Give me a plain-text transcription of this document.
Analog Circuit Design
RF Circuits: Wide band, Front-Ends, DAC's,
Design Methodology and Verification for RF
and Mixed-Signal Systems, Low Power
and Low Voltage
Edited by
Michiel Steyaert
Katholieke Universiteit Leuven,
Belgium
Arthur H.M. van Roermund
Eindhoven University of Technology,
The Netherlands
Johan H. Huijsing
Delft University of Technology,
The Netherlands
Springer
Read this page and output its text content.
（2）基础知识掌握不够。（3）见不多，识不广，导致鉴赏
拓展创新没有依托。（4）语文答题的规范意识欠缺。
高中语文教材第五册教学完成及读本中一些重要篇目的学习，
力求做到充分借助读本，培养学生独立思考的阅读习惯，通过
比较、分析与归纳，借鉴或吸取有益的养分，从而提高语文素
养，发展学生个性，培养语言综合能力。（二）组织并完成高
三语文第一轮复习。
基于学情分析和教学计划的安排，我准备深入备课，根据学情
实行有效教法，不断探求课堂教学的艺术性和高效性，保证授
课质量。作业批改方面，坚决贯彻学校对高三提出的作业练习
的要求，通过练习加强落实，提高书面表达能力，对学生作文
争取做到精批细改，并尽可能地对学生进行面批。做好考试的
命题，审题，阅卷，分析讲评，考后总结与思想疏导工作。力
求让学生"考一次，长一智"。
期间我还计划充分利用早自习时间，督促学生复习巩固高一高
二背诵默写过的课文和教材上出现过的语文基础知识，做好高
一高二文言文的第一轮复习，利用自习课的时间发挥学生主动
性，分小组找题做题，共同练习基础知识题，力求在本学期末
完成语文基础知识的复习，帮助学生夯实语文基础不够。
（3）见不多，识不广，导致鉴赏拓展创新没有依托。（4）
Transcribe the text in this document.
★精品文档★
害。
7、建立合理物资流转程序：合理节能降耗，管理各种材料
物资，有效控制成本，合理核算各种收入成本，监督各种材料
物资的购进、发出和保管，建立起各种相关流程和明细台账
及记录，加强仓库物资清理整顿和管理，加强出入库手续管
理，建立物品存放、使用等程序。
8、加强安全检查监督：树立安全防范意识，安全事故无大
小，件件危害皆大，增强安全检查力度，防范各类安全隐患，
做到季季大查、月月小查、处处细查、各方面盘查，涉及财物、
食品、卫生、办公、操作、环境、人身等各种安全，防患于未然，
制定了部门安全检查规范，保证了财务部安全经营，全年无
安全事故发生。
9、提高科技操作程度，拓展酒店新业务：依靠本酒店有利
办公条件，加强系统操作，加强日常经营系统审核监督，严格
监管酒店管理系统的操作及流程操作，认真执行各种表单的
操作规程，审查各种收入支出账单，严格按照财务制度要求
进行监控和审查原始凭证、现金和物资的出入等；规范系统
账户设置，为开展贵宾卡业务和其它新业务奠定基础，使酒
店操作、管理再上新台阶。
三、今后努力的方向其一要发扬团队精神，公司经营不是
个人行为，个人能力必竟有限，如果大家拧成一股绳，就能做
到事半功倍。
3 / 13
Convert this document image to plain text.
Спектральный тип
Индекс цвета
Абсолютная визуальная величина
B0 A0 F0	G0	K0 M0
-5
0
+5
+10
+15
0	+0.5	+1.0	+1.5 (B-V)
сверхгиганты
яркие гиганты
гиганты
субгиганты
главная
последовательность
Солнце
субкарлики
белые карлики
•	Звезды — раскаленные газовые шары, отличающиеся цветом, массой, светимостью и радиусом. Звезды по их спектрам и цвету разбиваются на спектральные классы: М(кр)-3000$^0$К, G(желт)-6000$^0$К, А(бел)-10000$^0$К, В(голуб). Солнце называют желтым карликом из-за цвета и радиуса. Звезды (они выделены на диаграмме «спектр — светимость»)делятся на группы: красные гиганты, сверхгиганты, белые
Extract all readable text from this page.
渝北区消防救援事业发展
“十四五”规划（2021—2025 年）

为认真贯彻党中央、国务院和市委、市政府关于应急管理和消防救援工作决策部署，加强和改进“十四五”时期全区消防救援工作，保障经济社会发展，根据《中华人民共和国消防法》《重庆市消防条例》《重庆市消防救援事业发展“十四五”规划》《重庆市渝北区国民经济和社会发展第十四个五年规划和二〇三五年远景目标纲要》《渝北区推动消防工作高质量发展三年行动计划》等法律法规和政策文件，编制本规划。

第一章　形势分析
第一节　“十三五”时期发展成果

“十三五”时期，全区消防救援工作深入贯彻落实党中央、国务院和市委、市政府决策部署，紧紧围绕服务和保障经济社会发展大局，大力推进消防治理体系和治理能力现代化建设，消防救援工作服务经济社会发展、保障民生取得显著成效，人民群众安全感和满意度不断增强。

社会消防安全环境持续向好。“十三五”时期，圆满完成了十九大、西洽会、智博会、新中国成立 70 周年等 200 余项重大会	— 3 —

----------------------------------------

Check each line of the data above for the word "Technology" and say how many lines have it. Give the number alone.

2